* Job
Which lines hold the word "كبير"? Copy each of them from the material.

* Records supplied
○ ○ ○ ○ ○
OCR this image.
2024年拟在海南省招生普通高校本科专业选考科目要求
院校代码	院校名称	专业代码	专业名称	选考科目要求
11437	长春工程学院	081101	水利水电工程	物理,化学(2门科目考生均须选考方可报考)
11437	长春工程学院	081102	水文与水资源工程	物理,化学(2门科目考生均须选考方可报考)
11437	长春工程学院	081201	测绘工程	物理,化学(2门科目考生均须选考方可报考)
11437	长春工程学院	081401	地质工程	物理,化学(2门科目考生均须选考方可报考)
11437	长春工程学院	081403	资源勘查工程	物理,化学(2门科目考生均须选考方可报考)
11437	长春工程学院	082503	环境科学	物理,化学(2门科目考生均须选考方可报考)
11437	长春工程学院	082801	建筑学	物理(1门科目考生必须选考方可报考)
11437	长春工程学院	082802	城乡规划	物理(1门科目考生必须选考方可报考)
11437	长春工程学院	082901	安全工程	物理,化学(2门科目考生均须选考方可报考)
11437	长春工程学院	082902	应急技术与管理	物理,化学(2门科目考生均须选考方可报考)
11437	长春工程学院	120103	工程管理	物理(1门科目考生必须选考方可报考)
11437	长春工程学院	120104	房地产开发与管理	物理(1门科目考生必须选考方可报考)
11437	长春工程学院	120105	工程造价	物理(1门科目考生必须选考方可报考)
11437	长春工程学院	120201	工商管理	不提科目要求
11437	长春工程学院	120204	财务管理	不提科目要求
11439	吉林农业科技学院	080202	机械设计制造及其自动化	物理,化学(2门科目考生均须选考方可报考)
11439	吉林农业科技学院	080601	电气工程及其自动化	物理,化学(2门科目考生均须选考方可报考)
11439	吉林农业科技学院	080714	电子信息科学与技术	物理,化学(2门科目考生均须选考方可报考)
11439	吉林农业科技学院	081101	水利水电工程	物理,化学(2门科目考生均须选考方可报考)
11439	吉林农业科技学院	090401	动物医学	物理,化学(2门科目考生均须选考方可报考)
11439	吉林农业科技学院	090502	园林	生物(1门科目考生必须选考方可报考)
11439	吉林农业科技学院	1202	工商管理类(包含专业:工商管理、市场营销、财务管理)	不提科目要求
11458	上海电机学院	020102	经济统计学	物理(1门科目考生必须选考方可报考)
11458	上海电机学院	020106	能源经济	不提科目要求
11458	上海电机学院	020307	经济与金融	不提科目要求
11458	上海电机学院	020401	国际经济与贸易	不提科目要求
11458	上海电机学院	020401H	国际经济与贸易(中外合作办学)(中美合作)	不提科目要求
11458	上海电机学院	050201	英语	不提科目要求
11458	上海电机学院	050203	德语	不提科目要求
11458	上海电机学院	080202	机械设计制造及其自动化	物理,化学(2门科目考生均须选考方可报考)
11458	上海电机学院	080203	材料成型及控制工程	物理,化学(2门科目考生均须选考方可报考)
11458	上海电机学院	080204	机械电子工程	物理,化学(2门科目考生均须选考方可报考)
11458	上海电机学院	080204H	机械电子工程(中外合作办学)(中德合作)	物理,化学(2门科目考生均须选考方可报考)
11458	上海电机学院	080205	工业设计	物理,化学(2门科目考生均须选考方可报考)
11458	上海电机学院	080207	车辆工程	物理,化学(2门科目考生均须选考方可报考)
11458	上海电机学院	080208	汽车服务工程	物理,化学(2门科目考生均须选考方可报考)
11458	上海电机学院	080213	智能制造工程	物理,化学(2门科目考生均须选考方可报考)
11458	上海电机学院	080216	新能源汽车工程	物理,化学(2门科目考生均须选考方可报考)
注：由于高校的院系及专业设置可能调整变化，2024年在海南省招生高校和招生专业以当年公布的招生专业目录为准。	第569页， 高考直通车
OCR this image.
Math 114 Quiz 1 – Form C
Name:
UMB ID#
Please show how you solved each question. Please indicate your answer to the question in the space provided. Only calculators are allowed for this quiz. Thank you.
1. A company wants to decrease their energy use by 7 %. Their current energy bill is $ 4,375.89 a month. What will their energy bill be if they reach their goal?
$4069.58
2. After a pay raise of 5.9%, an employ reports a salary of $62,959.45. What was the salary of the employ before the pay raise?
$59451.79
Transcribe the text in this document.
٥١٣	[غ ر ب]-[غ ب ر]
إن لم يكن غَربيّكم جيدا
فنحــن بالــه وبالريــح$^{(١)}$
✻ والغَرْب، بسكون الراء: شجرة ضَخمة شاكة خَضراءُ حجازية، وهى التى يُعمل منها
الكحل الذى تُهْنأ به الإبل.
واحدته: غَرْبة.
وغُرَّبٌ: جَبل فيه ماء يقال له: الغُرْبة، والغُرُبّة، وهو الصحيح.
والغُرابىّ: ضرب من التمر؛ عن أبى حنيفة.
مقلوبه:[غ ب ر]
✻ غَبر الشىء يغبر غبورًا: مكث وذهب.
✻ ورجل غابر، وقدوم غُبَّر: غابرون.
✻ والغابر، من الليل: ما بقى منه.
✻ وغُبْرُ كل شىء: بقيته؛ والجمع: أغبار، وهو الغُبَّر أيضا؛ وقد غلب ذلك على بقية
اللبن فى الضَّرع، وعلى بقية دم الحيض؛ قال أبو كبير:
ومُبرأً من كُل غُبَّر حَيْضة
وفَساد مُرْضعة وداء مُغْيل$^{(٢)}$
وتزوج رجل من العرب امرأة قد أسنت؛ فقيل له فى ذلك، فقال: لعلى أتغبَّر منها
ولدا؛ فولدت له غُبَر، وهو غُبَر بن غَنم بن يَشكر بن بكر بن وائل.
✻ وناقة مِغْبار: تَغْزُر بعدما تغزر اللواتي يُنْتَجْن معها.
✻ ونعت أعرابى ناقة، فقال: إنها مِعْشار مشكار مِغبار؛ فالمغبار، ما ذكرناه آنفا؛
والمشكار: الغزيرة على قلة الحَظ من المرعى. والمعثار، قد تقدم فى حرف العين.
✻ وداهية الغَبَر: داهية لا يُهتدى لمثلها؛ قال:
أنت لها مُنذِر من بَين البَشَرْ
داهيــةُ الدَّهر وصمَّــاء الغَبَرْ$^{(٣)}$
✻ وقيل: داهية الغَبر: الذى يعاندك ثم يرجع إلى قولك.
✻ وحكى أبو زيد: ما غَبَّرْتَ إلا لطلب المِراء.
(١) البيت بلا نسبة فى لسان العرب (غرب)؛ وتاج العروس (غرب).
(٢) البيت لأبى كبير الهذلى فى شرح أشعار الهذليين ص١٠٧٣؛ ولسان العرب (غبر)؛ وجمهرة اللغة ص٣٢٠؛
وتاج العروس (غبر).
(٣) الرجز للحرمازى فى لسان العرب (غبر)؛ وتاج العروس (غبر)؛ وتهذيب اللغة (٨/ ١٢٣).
○ ○ ○ ○ ○
* Answer
اللبن فى الضَّرع، وعلى بقية دم الحيض؛ قال أبو كبير:
(٢) البيت لأبى كبير الهذلى فى شرح أشعار الهذليين ص١٠٧٣؛ ولسان العرب (غبر)؛ وجمهرة اللغة ص٣٢٠؛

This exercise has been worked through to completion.